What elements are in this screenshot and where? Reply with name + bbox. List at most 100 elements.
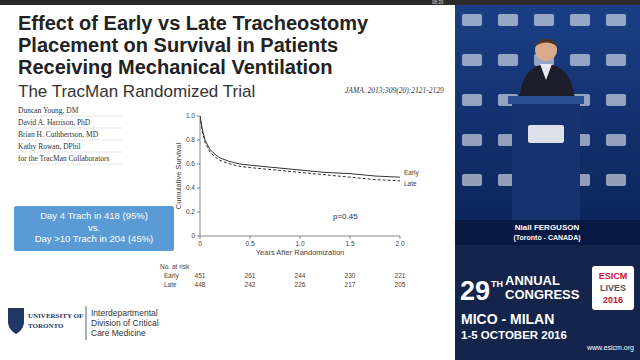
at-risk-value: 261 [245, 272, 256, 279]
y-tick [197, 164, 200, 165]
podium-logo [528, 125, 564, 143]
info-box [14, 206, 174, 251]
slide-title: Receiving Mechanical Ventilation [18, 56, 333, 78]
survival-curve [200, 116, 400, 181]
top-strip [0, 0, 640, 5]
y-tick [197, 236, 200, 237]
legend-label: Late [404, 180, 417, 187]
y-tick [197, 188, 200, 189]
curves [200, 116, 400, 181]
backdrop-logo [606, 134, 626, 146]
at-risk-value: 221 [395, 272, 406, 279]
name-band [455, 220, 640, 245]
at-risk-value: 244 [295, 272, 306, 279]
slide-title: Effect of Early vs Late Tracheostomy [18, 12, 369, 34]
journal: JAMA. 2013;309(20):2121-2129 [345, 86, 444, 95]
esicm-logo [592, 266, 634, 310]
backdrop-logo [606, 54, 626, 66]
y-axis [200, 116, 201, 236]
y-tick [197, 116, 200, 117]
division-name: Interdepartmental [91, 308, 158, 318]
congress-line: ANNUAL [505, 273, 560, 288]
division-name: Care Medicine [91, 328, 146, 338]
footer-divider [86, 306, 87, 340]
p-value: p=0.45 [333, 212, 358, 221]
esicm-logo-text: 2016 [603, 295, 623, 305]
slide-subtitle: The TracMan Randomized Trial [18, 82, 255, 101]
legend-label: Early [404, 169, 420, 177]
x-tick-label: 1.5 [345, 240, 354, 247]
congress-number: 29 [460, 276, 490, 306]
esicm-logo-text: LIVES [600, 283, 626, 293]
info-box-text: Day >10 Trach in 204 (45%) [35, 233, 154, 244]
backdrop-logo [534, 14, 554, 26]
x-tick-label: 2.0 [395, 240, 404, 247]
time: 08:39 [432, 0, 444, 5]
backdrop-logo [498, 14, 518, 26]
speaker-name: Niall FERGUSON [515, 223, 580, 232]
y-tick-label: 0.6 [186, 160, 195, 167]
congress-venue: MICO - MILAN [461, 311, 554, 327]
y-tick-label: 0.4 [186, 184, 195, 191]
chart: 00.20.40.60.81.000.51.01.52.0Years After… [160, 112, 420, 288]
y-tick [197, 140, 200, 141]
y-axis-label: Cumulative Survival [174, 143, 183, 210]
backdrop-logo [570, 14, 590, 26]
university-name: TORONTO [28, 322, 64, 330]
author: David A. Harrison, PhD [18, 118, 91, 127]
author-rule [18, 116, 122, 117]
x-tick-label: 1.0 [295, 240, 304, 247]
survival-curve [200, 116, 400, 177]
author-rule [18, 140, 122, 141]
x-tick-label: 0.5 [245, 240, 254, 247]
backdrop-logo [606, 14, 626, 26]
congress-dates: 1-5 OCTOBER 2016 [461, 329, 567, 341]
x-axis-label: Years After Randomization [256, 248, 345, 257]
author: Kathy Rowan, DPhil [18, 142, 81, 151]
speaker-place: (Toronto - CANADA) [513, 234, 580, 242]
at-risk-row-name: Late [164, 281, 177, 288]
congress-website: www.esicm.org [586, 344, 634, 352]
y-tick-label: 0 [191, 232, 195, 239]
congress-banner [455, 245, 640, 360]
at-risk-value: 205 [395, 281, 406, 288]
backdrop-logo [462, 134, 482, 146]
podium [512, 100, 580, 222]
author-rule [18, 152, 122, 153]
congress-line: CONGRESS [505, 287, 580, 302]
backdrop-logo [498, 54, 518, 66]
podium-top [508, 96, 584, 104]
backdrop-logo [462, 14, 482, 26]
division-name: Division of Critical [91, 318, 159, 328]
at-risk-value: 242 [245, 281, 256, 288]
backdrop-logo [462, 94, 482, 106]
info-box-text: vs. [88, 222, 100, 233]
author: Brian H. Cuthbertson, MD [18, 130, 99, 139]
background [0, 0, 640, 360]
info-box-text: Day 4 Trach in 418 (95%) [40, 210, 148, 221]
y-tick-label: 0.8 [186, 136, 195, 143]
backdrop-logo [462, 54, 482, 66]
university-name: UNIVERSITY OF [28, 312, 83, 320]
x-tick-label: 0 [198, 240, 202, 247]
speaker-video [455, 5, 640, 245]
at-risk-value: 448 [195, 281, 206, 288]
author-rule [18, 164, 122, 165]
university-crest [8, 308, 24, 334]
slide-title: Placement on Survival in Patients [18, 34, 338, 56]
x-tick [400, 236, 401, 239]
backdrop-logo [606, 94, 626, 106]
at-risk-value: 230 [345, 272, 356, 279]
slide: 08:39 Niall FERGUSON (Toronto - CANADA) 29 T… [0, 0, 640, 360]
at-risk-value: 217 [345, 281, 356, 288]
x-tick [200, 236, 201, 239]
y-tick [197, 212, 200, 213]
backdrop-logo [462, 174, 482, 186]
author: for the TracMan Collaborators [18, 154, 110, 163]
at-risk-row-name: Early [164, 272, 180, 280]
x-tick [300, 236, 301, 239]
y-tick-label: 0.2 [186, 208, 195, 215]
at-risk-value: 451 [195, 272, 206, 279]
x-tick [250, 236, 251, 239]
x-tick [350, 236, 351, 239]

################

■ **Assigned task**
From the first line to the last, copy the records above exactly and leave out the pictures.

■ **Your response**
What elements are in this screenshot and where? Reply with name + bbox. List at most 100 elements.
at-risk-value: 261 [245, 272, 256, 279]
y-tick [197, 164, 200, 165]
podium-logo [528, 125, 564, 143]
info-box [14, 206, 174, 251]
slide-title: Receiving Mechanical Ventilation [18, 56, 333, 78]
survival-curve [200, 116, 400, 181]
top-strip [0, 0, 640, 5]
y-tick [197, 236, 200, 237]
legend-label: Late [404, 180, 417, 187]
y-tick [197, 188, 200, 189]
curves [200, 116, 400, 181]
backdrop-logo [606, 134, 626, 146]
at-risk-value: 221 [395, 272, 406, 279]
name-band [455, 220, 640, 245]
at-risk-value: 244 [295, 272, 306, 279]
slide-title: Effect of Early vs Late Tracheostomy [18, 12, 369, 34]
journal: JAMA. 2013;309(20):2121-2129 [345, 86, 444, 95]
esicm-logo [592, 266, 634, 310]
backdrop-logo [606, 54, 626, 66]
y-axis [200, 116, 201, 236]
y-tick [197, 116, 200, 117]
division-name: Interdepartmental [91, 308, 158, 318]
congress-line: ANNUAL [505, 273, 560, 288]
division-name: Care Medicine [91, 328, 146, 338]
footer-divider [86, 306, 87, 340]
p-value: p=0.45 [333, 212, 358, 221]
esicm-logo-text: 2016 [603, 295, 623, 305]
slide-subtitle: The TracMan Randomized Trial [18, 82, 255, 101]
legend-label: Early [404, 169, 420, 177]
x-tick-label: 1.5 [345, 240, 354, 247]
congress-number: 29 [460, 276, 490, 306]
esicm-logo-text: LIVES [600, 283, 626, 293]
info-box-text: Day >10 Trach in 204 (45%) [35, 233, 154, 244]
backdrop-logo [534, 14, 554, 26]
x-tick-label: 2.0 [395, 240, 404, 247]
time: 08:39 [432, 0, 444, 5]
backdrop-logo [498, 14, 518, 26]
speaker-name: Niall FERGUSON [515, 223, 580, 232]
y-tick-label: 0.6 [186, 160, 195, 167]
congress-venue: MICO - MILAN [461, 311, 554, 327]
y-tick-label: 0.4 [186, 184, 195, 191]
chart: 00.20.40.60.81.000.51.01.52.0Years After… [160, 112, 420, 288]
y-tick [197, 140, 200, 141]
y-axis-label: Cumulative Survival [174, 143, 183, 210]
backdrop-logo [570, 14, 590, 26]
university-name: TORONTO [28, 322, 64, 330]
author: David A. Harrison, PhD [18, 118, 91, 127]
author-rule [18, 116, 122, 117]
x-tick-label: 1.0 [295, 240, 304, 247]
survival-curve [200, 116, 400, 177]
author-rule [18, 140, 122, 141]
x-tick-label: 0.5 [245, 240, 254, 247]
backdrop-logo [606, 14, 626, 26]
congress-dates: 1-5 OCTOBER 2016 [461, 329, 567, 341]
x-axis-label: Years After Randomization [256, 248, 345, 257]
author: Kathy Rowan, DPhil [18, 142, 81, 151]
speaker-place: (Toronto - CANADA) [513, 234, 580, 242]
at-risk-row-name: Late [164, 281, 177, 288]
congress-website: www.esicm.org [586, 344, 634, 352]
y-tick-label: 0 [191, 232, 195, 239]
congress-banner [455, 245, 640, 360]
at-risk-value: 205 [395, 281, 406, 288]
backdrop-logo [462, 134, 482, 146]
podium [512, 100, 580, 222]
author-rule [18, 152, 122, 153]
congress-line: CONGRESS [505, 287, 580, 302]
backdrop-logo [498, 54, 518, 66]
podium-top [508, 96, 584, 104]
backdrop-logo [462, 14, 482, 26]
division-name: Division of Critical [91, 318, 159, 328]
at-risk-value: 242 [245, 281, 256, 288]
backdrop-logo [462, 94, 482, 106]
info-box-text: vs. [88, 222, 100, 233]
author: Brian H. Cuthbertson, MD [18, 130, 99, 139]
background [0, 0, 640, 360]
info-box-text: Day 4 Trach in 418 (95%) [40, 210, 148, 221]
y-tick-label: 0.8 [186, 136, 195, 143]
backdrop-logo [462, 54, 482, 66]
university-name: UNIVERSITY OF [28, 312, 83, 320]
x-tick-label: 0 [198, 240, 202, 247]
speaker-video [455, 5, 640, 245]
at-risk-value: 448 [195, 281, 206, 288]
author-rule [18, 164, 122, 165]
university-crest [8, 308, 24, 334]
slide-title: Placement on Survival in Patients [18, 34, 338, 56]
x-tick [400, 236, 401, 239]
backdrop-logo [606, 94, 626, 106]
at-risk-value: 230 [345, 272, 356, 279]
slide: 08:39 Niall FERGUSON (Toronto - CANADA) 29 T… [0, 0, 640, 360]
at-risk-value: 217 [345, 281, 356, 288]
x-tick [200, 236, 201, 239]
y-tick [197, 212, 200, 213]
backdrop-logo [462, 174, 482, 186]
author: for the TracMan Collaborators [18, 154, 110, 163]
at-risk-row-name: Early [164, 272, 180, 280]
x-tick [300, 236, 301, 239]
y-tick-label: 0.2 [186, 208, 195, 215]
at-risk-value: 451 [195, 272, 206, 279]
x-tick [250, 236, 251, 239]
x-tick [350, 236, 351, 239]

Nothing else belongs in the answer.